== DATA ROWS
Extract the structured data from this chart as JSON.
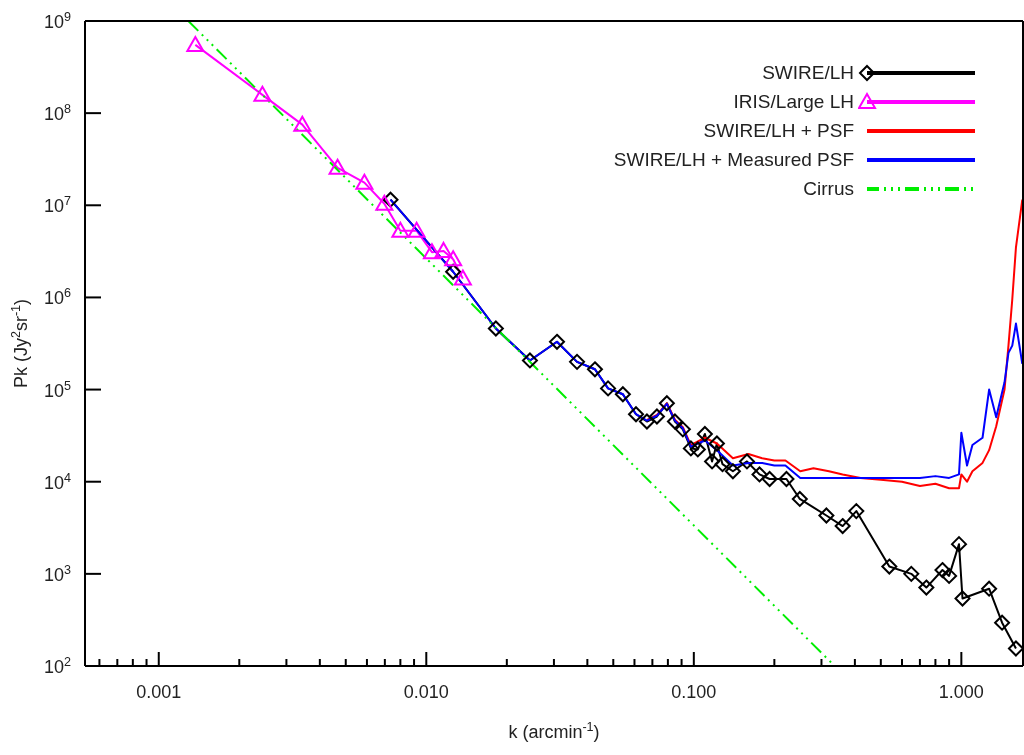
{
  "chart_data": {
    "type": "line",
    "xlabel": "k (arcmin$^{-1}$)",
    "ylabel": "Pk (Jy$^{2}$sr$^{-1}$)",
    "log": "xy",
    "legend": "top right",
    "xlim": [
      0.00053,
      1.7
    ],
    "ylim": [
      100,
      1000000000
    ],
    "xticks": [
      {
        "value": 0.0006,
        "label": null
      },
      {
        "value": 0.0007,
        "label": null
      },
      {
        "value": 0.0008,
        "label": null
      },
      {
        "value": 0.0009,
        "label": null
      },
      {
        "value": 0.001,
        "label": "0.001"
      },
      {
        "value": 0.002,
        "label": null
      },
      {
        "value": 0.003,
        "label": null
      },
      {
        "value": 0.004,
        "label": null
      },
      {
        "value": 0.005,
        "label": null
      },
      {
        "value": 0.006,
        "label": null
      },
      {
        "value": 0.007,
        "label": null
      },
      {
        "value": 0.008,
        "label": null
      },
      {
        "value": 0.009,
        "label": null
      },
      {
        "value": 0.01,
        "label": "0.010"
      },
      {
        "value": 0.02,
        "label": null
      },
      {
        "value": 0.03,
        "label": null
      },
      {
        "value": 0.04,
        "label": null
      },
      {
        "value": 0.05,
        "label": null
      },
      {
        "value": 0.06,
        "label": null
      },
      {
        "value": 0.07,
        "label": null
      },
      {
        "value": 0.08,
        "label": null
      },
      {
        "value": 0.09,
        "label": null
      },
      {
        "value": 0.1,
        "label": "0.100"
      },
      {
        "value": 0.2,
        "label": null
      },
      {
        "value": 0.3,
        "label": null
      },
      {
        "value": 0.4,
        "label": null
      },
      {
        "value": 0.5,
        "label": null
      },
      {
        "value": 0.6,
        "label": null
      },
      {
        "value": 0.7,
        "label": null
      },
      {
        "value": 0.8,
        "label": null
      },
      {
        "value": 0.9,
        "label": null
      },
      {
        "value": 1,
        "label": "1.000"
      }
    ],
    "yticks": [
      {
        "value": 100,
        "label": "10$^{2}$"
      },
      {
        "value": 1000,
        "label": "10$^{3}$"
      },
      {
        "value": 10000,
        "label": "10$^{4}$"
      },
      {
        "value": 100000,
        "label": "10$^{5}$"
      },
      {
        "value": 1000000,
        "label": "10$^{6}$"
      },
      {
        "value": 10000000,
        "label": "10$^{7}$"
      },
      {
        "value": 100000000,
        "label": "10$^{8}$"
      },
      {
        "value": 1000000000,
        "label": "10$^{9}$"
      }
    ],
    "series": [
      {
        "name": "SWIRE/LH",
        "color": "#000000",
        "marker": "diamond",
        "line_style": "solid",
        "x": [
          0.00735,
          0.0126,
          0.0182,
          0.0244,
          0.0308,
          0.0366,
          0.0427,
          0.0478,
          0.0543,
          0.0608,
          0.0668,
          0.0728,
          0.0793,
          0.085,
          0.091,
          0.0975,
          0.1035,
          0.11,
          0.117,
          0.122,
          0.128,
          0.14,
          0.158,
          0.176,
          0.192,
          0.222,
          0.249,
          0.313,
          0.36,
          0.405,
          0.538,
          0.65,
          0.74,
          0.85,
          0.9,
          0.98,
          1.01,
          1.27,
          1.42,
          1.6
        ],
        "values": [
          11500000,
          1900000,
          460000,
          207000,
          330000,
          200000,
          166000,
          103000,
          89000,
          54000,
          45000,
          51000,
          71000,
          45000,
          37000,
          23000,
          22400,
          33000,
          16600,
          26000,
          15500,
          13000,
          16600,
          12000,
          10700,
          10700,
          6500,
          4300,
          3300,
          4800,
          1200,
          1000,
          710,
          1100,
          950,
          2100,
          540,
          690,
          295,
          155
        ]
      },
      {
        "name": "IRIS/Large LH",
        "color": "#ff00ff",
        "marker": "triangle",
        "line_style": "solid",
        "x": [
          0.00137,
          0.00244,
          0.00344,
          0.00466,
          0.00587,
          0.00697,
          0.008,
          0.0092,
          0.0105,
          0.0116,
          0.0126,
          0.0137
        ],
        "values": [
          550000000,
          158000000,
          75000000,
          25500000,
          17600000,
          10400000,
          5300000,
          5300000,
          3100000,
          3200000,
          2600000,
          1600000
        ]
      },
      {
        "name": "SWIRE/LH + PSF",
        "color": "#ff0000",
        "marker": "none",
        "line_style": "solid",
        "x": [
          0.0668,
          0.0728,
          0.0793,
          0.085,
          0.091,
          0.0975,
          0.11,
          0.122,
          0.14,
          0.16,
          0.18,
          0.2,
          0.22,
          0.25,
          0.28,
          0.32,
          0.36,
          0.42,
          0.5,
          0.6,
          0.7,
          0.8,
          0.9,
          0.98,
          1.0,
          1.05,
          1.1,
          1.2,
          1.27,
          1.35,
          1.45,
          1.5,
          1.55,
          1.6,
          1.69
        ],
        "values": [
          47000,
          53000,
          71000,
          47000,
          39000,
          25000,
          30000,
          26000,
          18000,
          20000,
          18000,
          17000,
          17000,
          13000,
          14000,
          13000,
          12000,
          11000,
          10500,
          10000,
          9000,
          9500,
          8500,
          8500,
          12000,
          10000,
          13000,
          16000,
          22000,
          40000,
          100000,
          300000,
          950000,
          3500000,
          11500000
        ]
      },
      {
        "name": "SWIRE/LH + Measured PSF",
        "color": "#0000ff",
        "marker": "none",
        "line_style": "solid",
        "x": [
          0.00735,
          0.0126,
          0.0182,
          0.0244,
          0.0308,
          0.0366,
          0.0427,
          0.0478,
          0.0543,
          0.0608,
          0.0668,
          0.0728,
          0.0793,
          0.085,
          0.091,
          0.0975,
          0.11,
          0.122,
          0.14,
          0.16,
          0.18,
          0.2,
          0.22,
          0.25,
          0.28,
          0.32,
          0.36,
          0.42,
          0.5,
          0.6,
          0.7,
          0.8,
          0.9,
          0.98,
          1.0,
          1.05,
          1.1,
          1.2,
          1.27,
          1.35,
          1.45,
          1.5,
          1.55,
          1.6,
          1.69
        ],
        "values": [
          11500000,
          1900000,
          460000,
          207000,
          330000,
          200000,
          166000,
          103000,
          89000,
          54000,
          46000,
          52000,
          70000,
          46000,
          38000,
          24000,
          28000,
          22000,
          15000,
          16000,
          16000,
          15000,
          15000,
          11000,
          11000,
          11000,
          11000,
          11000,
          11000,
          11000,
          11000,
          11500,
          11000,
          12000,
          34000,
          15000,
          25000,
          30000,
          100000,
          50000,
          120000,
          250000,
          300000,
          520000,
          190000
        ]
      },
      {
        "name": "Cirrus",
        "color": "#00ee00",
        "marker": "none",
        "line_style": "dashed",
        "x": [
          0.00129,
          0.336
        ],
        "values": [
          1000000000,
          100
        ]
      }
    ]
  }
}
====
#### WRITTEN INSTRUCTION
Reproduce every record above exactly, but leave out the pictures.

#### THE OUTPUT
Extract the structured data from this chart as JSON.
{
  "chart_data": {
    "type": "line",
    "xlabel": "k (arcmin$^{-1}$)",
    "ylabel": "Pk (Jy$^{2}$sr$^{-1}$)",
    "log": "xy",
    "legend": "top right",
    "xlim": [
      0.00053,
      1.7
    ],
    "ylim": [
      100,
      1000000000
    ],
    "xticks": [
      {
        "value": 0.0006,
        "label": null
      },
      {
        "value": 0.0007,
        "label": null
      },
      {
        "value": 0.0008,
        "label": null
      },
      {
        "value": 0.0009,
        "label": null
      },
      {
        "value": 0.001,
        "label": "0.001"
      },
      {
        "value": 0.002,
        "label": null
      },
      {
        "value": 0.003,
        "label": null
      },
      {
        "value": 0.004,
        "label": null
      },
      {
        "value": 0.005,
        "label": null
      },
      {
        "value": 0.006,
        "label": null
      },
      {
        "value": 0.007,
        "label": null
      },
      {
        "value": 0.008,
        "label": null
      },
      {
        "value": 0.009,
        "label": null
      },
      {
        "value": 0.01,
        "label": "0.010"
      },
      {
        "value": 0.02,
        "label": null
      },
      {
        "value": 0.03,
        "label": null
      },
      {
        "value": 0.04,
        "label": null
      },
      {
        "value": 0.05,
        "label": null
      },
      {
        "value": 0.06,
        "label": null
      },
      {
        "value": 0.07,
        "label": null
      },
      {
        "value": 0.08,
        "label": null
      },
      {
        "value": 0.09,
        "label": null
      },
      {
        "value": 0.1,
        "label": "0.100"
      },
      {
        "value": 0.2,
        "label": null
      },
      {
        "value": 0.3,
        "label": null
      },
      {
        "value": 0.4,
        "label": null
      },
      {
        "value": 0.5,
        "label": null
      },
      {
        "value": 0.6,
        "label": null
      },
      {
        "value": 0.7,
        "label": null
      },
      {
        "value": 0.8,
        "label": null
      },
      {
        "value": 0.9,
        "label": null
      },
      {
        "value": 1,
        "label": "1.000"
      }
    ],
    "yticks": [
      {
        "value": 100,
        "label": "10$^{2}$"
      },
      {
        "value": 1000,
        "label": "10$^{3}$"
      },
      {
        "value": 10000,
        "label": "10$^{4}$"
      },
      {
        "value": 100000,
        "label": "10$^{5}$"
      },
      {
        "value": 1000000,
        "label": "10$^{6}$"
      },
      {
        "value": 10000000,
        "label": "10$^{7}$"
      },
      {
        "value": 100000000,
        "label": "10$^{8}$"
      },
      {
        "value": 1000000000,
        "label": "10$^{9}$"
      }
    ],
    "series": [
      {
        "name": "SWIRE/LH",
        "color": "#000000",
        "marker": "diamond",
        "line_style": "solid",
        "x": [
          0.00735,
          0.0126,
          0.0182,
          0.0244,
          0.0308,
          0.0366,
          0.0427,
          0.0478,
          0.0543,
          0.0608,
          0.0668,
          0.0728,
          0.0793,
          0.085,
          0.091,
          0.0975,
          0.1035,
          0.11,
          0.117,
          0.122,
          0.128,
          0.14,
          0.158,
          0.176,
          0.192,
          0.222,
          0.249,
          0.313,
          0.36,
          0.405,
          0.538,
          0.65,
          0.74,
          0.85,
          0.9,
          0.98,
          1.01,
          1.27,
          1.42,
          1.6
        ],
        "values": [
          11500000,
          1900000,
          460000,
          207000,
          330000,
          200000,
          166000,
          103000,
          89000,
          54000,
          45000,
          51000,
          71000,
          45000,
          37000,
          23000,
          22400,
          33000,
          16600,
          26000,
          15500,
          13000,
          16600,
          12000,
          10700,
          10700,
          6500,
          4300,
          3300,
          4800,
          1200,
          1000,
          710,
          1100,
          950,
          2100,
          540,
          690,
          295,
          155
        ]
      },
      {
        "name": "IRIS/Large LH",
        "color": "#ff00ff",
        "marker": "triangle",
        "line_style": "solid",
        "x": [
          0.00137,
          0.00244,
          0.00344,
          0.00466,
          0.00587,
          0.00697,
          0.008,
          0.0092,
          0.0105,
          0.0116,
          0.0126,
          0.0137
        ],
        "values": [
          550000000,
          158000000,
          75000000,
          25500000,
          17600000,
          10400000,
          5300000,
          5300000,
          3100000,
          3200000,
          2600000,
          1600000
        ]
      },
      {
        "name": "SWIRE/LH + PSF",
        "color": "#ff0000",
        "marker": "none",
        "line_style": "solid",
        "x": [
          0.0668,
          0.0728,
          0.0793,
          0.085,
          0.091,
          0.0975,
          0.11,
          0.122,
          0.14,
          0.16,
          0.18,
          0.2,
          0.22,
          0.25,
          0.28,
          0.32,
          0.36,
          0.42,
          0.5,
          0.6,
          0.7,
          0.8,
          0.9,
          0.98,
          1.0,
          1.05,
          1.1,
          1.2,
          1.27,
          1.35,
          1.45,
          1.5,
          1.55,
          1.6,
          1.69
        ],
        "values": [
          47000,
          53000,
          71000,
          47000,
          39000,
          25000,
          30000,
          26000,
          18000,
          20000,
          18000,
          17000,
          17000,
          13000,
          14000,
          13000,
          12000,
          11000,
          10500,
          10000,
          9000,
          9500,
          8500,
          8500,
          12000,
          10000,
          13000,
          16000,
          22000,
          40000,
          100000,
          300000,
          950000,
          3500000,
          11500000
        ]
      },
      {
        "name": "SWIRE/LH + Measured PSF",
        "color": "#0000ff",
        "marker": "none",
        "line_style": "solid",
        "x": [
          0.00735,
          0.0126,
          0.0182,
          0.0244,
          0.0308,
          0.0366,
          0.0427,
          0.0478,
          0.0543,
          0.0608,
          0.0668,
          0.0728,
          0.0793,
          0.085,
          0.091,
          0.0975,
          0.11,
          0.122,
          0.14,
          0.16,
          0.18,
          0.2,
          0.22,
          0.25,
          0.28,
          0.32,
          0.36,
          0.42,
          0.5,
          0.6,
          0.7,
          0.8,
          0.9,
          0.98,
          1.0,
          1.05,
          1.1,
          1.2,
          1.27,
          1.35,
          1.45,
          1.5,
          1.55,
          1.6,
          1.69
        ],
        "values": [
          11500000,
          1900000,
          460000,
          207000,
          330000,
          200000,
          166000,
          103000,
          89000,
          54000,
          46000,
          52000,
          70000,
          46000,
          38000,
          24000,
          28000,
          22000,
          15000,
          16000,
          16000,
          15000,
          15000,
          11000,
          11000,
          11000,
          11000,
          11000,
          11000,
          11000,
          11000,
          11500,
          11000,
          12000,
          34000,
          15000,
          25000,
          30000,
          100000,
          50000,
          120000,
          250000,
          300000,
          520000,
          190000
        ]
      },
      {
        "name": "Cirrus",
        "color": "#00ee00",
        "marker": "none",
        "line_style": "dashed",
        "x": [
          0.00129,
          0.336
        ],
        "values": [
          1000000000,
          100
        ]
      }
    ]
  }
}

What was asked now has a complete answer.